Vine Deloria, Jr., is a historian at the University of Colorado at Boulder, an Indian activist, and the author of many books, including Custer Died For Your Sins, and God is Red.

It is indeed ironic that Bush wants to include religious organizations in the annual distribution of taxpayers' money. If we look back at the origin of Western institutions closely, we can see that churches were the original providers of schools, welfare, health care, and even penitentiaries. Over the last few centuries these institutions have all become secular because the churches abandoned their responsibilities and were able to transfer the responsibility to the state.

Today even the former church-related-colleges scramble for federal funds. So we have come full circle now, and the church, instead of leading the state in matters of human concern, or being separate but equal partners in social issues, will become the handmaiden of the secular state in a formal relationship.

Considering the track record of religious institutions in the past, choosing them to participate in what have become secular social programs is absurd. Christianity has always been the subject of wide pendulum swings between two biblical verses:

"Go forth and preach to all nations!!!"
and,
"Let your light so shine before men that they can see your good works and glorify your Father which is in heaven."

Unfortunately, it is a lot easier to preach at people than to do good works. Modern Christianity, with some rare exceptions, has embraced the god of the Old Testament rather than the god of the New Testament, so the present posture is one of blaming the victim rather than helping the victim. Good Samaritans are a rare commodity today. Since the only timewe actually hear about god in secular life is interviews with winning professional athletes, thanking god for tipped passes, funding religious groups to do anything is simply hastening the complete collapse of whatever is left of American culture-and perhaps even American history.

————————

=== REQUIREMENTS ===
Quote the essay on church involvement in public programs from "It is indeed" up to and including "to the state.". The material that comes next is separate from the essay.

Annotated element entries
————————

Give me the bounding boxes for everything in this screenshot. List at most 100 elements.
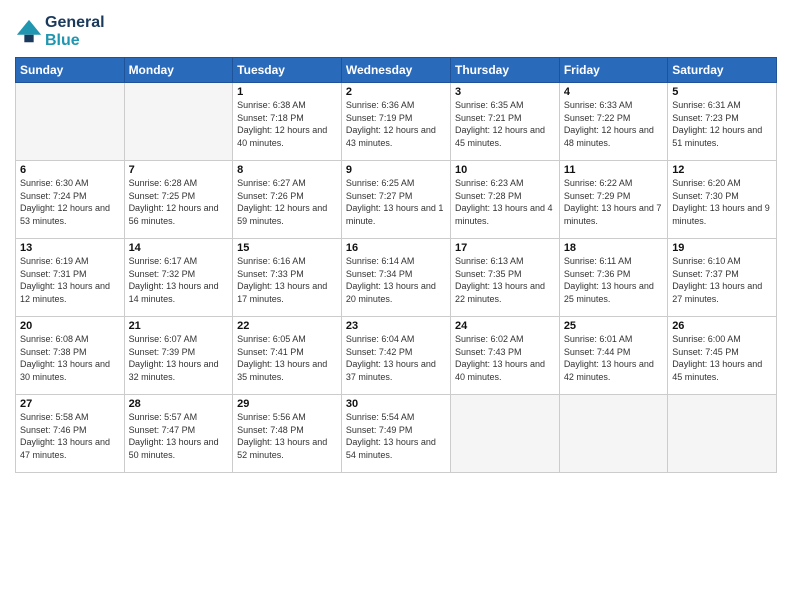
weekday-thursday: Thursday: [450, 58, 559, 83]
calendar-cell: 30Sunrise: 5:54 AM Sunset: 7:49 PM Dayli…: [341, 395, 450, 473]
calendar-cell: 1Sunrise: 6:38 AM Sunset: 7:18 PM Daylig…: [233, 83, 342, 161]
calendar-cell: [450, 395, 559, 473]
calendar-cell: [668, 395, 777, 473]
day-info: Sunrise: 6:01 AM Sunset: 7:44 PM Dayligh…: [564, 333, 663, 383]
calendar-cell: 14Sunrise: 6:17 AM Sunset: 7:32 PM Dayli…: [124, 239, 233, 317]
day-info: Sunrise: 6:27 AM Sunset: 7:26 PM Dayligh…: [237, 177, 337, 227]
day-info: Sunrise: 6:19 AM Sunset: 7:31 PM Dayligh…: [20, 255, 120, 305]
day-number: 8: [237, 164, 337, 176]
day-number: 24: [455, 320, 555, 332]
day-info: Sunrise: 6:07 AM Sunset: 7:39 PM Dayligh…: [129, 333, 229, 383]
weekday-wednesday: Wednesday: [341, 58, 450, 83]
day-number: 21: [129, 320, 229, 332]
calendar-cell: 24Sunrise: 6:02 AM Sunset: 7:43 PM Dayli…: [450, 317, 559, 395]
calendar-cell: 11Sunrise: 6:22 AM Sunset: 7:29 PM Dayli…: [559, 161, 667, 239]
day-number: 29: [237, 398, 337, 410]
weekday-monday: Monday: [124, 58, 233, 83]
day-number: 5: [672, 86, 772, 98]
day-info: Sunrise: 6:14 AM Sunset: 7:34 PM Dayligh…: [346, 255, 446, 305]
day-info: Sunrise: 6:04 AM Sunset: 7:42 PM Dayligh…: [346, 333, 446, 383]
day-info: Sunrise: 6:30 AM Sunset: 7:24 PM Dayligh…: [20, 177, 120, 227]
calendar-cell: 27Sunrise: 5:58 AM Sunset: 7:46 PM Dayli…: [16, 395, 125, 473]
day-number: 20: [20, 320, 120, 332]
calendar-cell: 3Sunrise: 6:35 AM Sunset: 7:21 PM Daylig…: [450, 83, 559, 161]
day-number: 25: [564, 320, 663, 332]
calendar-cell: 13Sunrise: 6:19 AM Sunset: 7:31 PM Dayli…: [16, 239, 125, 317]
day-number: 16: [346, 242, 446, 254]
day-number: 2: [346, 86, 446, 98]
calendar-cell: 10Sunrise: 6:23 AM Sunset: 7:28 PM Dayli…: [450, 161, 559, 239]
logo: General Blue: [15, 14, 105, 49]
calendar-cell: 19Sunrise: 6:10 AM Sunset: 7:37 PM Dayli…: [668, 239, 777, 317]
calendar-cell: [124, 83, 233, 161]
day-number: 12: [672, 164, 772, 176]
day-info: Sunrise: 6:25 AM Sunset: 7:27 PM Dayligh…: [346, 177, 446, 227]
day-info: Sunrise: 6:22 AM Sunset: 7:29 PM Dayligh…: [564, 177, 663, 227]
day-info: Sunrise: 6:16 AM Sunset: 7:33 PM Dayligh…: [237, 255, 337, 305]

————————

=== SOLUTION TO THE PROBLEM ===
It is indeed ironic that Bush wants to include religious organizations in the annual distribution of taxpayers' money. If we look back at the origin of Western institutions closely, we can see that churches were the original providers of schools, welfare, health care, and even penitentiaries. Over the last few centuries these institutions have all become secular because the churches abandoned their responsibilities and were able to transfer the responsibility to the state.